Output the full listing below exactly, without the pictures.

*EXTRACTED DATA*:
==========

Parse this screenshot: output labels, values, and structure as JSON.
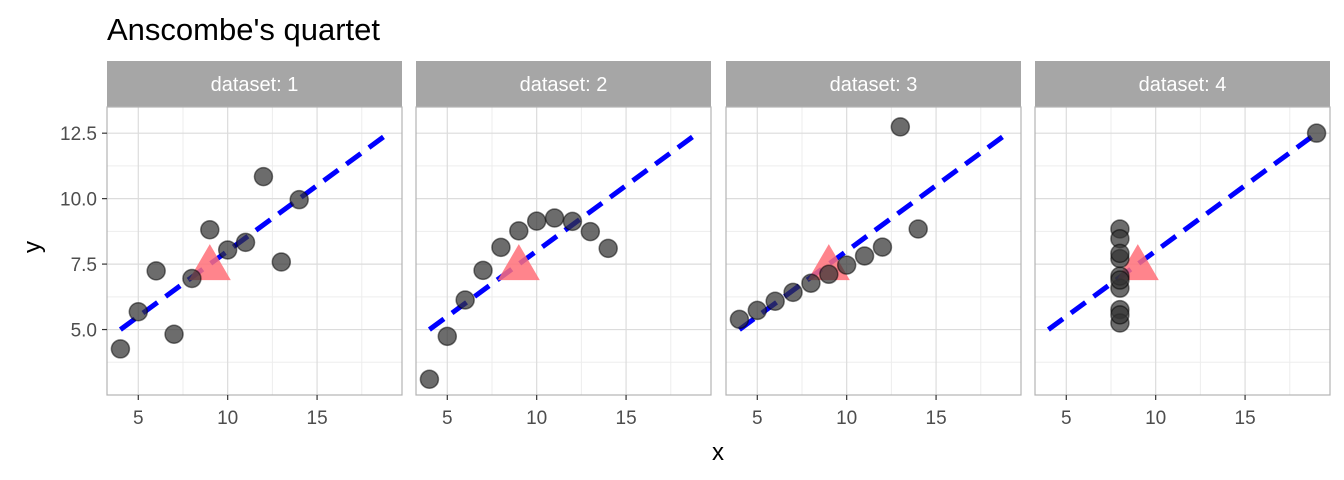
{
  "chart_data": {
    "type": "scatter",
    "title": "Anscombe's quartet",
    "xlabel": "x",
    "ylabel": "y",
    "facet_label_prefix": "dataset: ",
    "xlim": [
      3.25,
      19.75
    ],
    "ylim": [
      2.5,
      13.5
    ],
    "x_ticks": [
      5,
      10,
      15
    ],
    "y_ticks": [
      5.0,
      7.5,
      10.0,
      12.5
    ],
    "y_tick_labels": [
      "5.0",
      "7.5",
      "10.0",
      "12.5"
    ],
    "grid": true,
    "fit_line": {
      "intercept": 3.0,
      "slope": 0.5,
      "x_range": [
        4,
        19
      ],
      "color": "#0000ff",
      "style": "dashed"
    },
    "mean_marker": {
      "x": 9,
      "y": 7.5,
      "shape": "triangle",
      "color": "#ff6e78"
    },
    "point_color": "#333333",
    "panels": [
      {
        "dataset": "1",
        "x": [
          10,
          8,
          13,
          9,
          11,
          14,
          6,
          4,
          12,
          7,
          5
        ],
        "y": [
          8.04,
          6.95,
          7.58,
          8.81,
          8.33,
          9.96,
          7.24,
          4.26,
          10.84,
          4.82,
          5.68
        ]
      },
      {
        "dataset": "2",
        "x": [
          10,
          8,
          13,
          9,
          11,
          14,
          6,
          4,
          12,
          7,
          5
        ],
        "y": [
          9.14,
          8.14,
          8.74,
          8.77,
          9.26,
          8.1,
          6.13,
          3.1,
          9.13,
          7.26,
          4.74
        ]
      },
      {
        "dataset": "3",
        "x": [
          10,
          8,
          13,
          9,
          11,
          14,
          6,
          4,
          12,
          7,
          5
        ],
        "y": [
          7.46,
          6.77,
          12.74,
          7.11,
          7.81,
          8.84,
          6.08,
          5.39,
          8.15,
          6.42,
          5.73
        ]
      },
      {
        "dataset": "4",
        "x": [
          8,
          8,
          8,
          8,
          8,
          8,
          8,
          19,
          8,
          8,
          8
        ],
        "y": [
          6.58,
          5.76,
          7.71,
          8.84,
          8.47,
          7.04,
          5.25,
          12.5,
          5.56,
          7.91,
          6.89
        ]
      }
    ]
  }
}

==========

*SOLUTION TO THE PROBLEM*:
Parse this screenshot: output labels, values, and structure as JSON.
{
  "chart_data": {
    "type": "scatter",
    "title": "Anscombe's quartet",
    "xlabel": "x",
    "ylabel": "y",
    "facet_label_prefix": "dataset: ",
    "xlim": [
      3.25,
      19.75
    ],
    "ylim": [
      2.5,
      13.5
    ],
    "x_ticks": [
      5,
      10,
      15
    ],
    "y_ticks": [
      5.0,
      7.5,
      10.0,
      12.5
    ],
    "y_tick_labels": [
      "5.0",
      "7.5",
      "10.0",
      "12.5"
    ],
    "grid": true,
    "fit_line": {
      "intercept": 3.0,
      "slope": 0.5,
      "x_range": [
        4,
        19
      ],
      "color": "#0000ff",
      "style": "dashed"
    },
    "mean_marker": {
      "x": 9,
      "y": 7.5,
      "shape": "triangle",
      "color": "#ff6e78"
    },
    "point_color": "#333333",
    "panels": [
      {
        "dataset": "1",
        "x": [
          10,
          8,
          13,
          9,
          11,
          14,
          6,
          4,
          12,
          7,
          5
        ],
        "y": [
          8.04,
          6.95,
          7.58,
          8.81,
          8.33,
          9.96,
          7.24,
          4.26,
          10.84,
          4.82,
          5.68
        ]
      },
      {
        "dataset": "2",
        "x": [
          10,
          8,
          13,
          9,
          11,
          14,
          6,
          4,
          12,
          7,
          5
        ],
        "y": [
          9.14,
          8.14,
          8.74,
          8.77,
          9.26,
          8.1,
          6.13,
          3.1,
          9.13,
          7.26,
          4.74
        ]
      },
      {
        "dataset": "3",
        "x": [
          10,
          8,
          13,
          9,
          11,
          14,
          6,
          4,
          12,
          7,
          5
        ],
        "y": [
          7.46,
          6.77,
          12.74,
          7.11,
          7.81,
          8.84,
          6.08,
          5.39,
          8.15,
          6.42,
          5.73
        ]
      },
      {
        "dataset": "4",
        "x": [
          8,
          8,
          8,
          8,
          8,
          8,
          8,
          19,
          8,
          8,
          8
        ],
        "y": [
          6.58,
          5.76,
          7.71,
          8.84,
          8.47,
          7.04,
          5.25,
          12.5,
          5.56,
          7.91,
          6.89
        ]
      }
    ]
  }
}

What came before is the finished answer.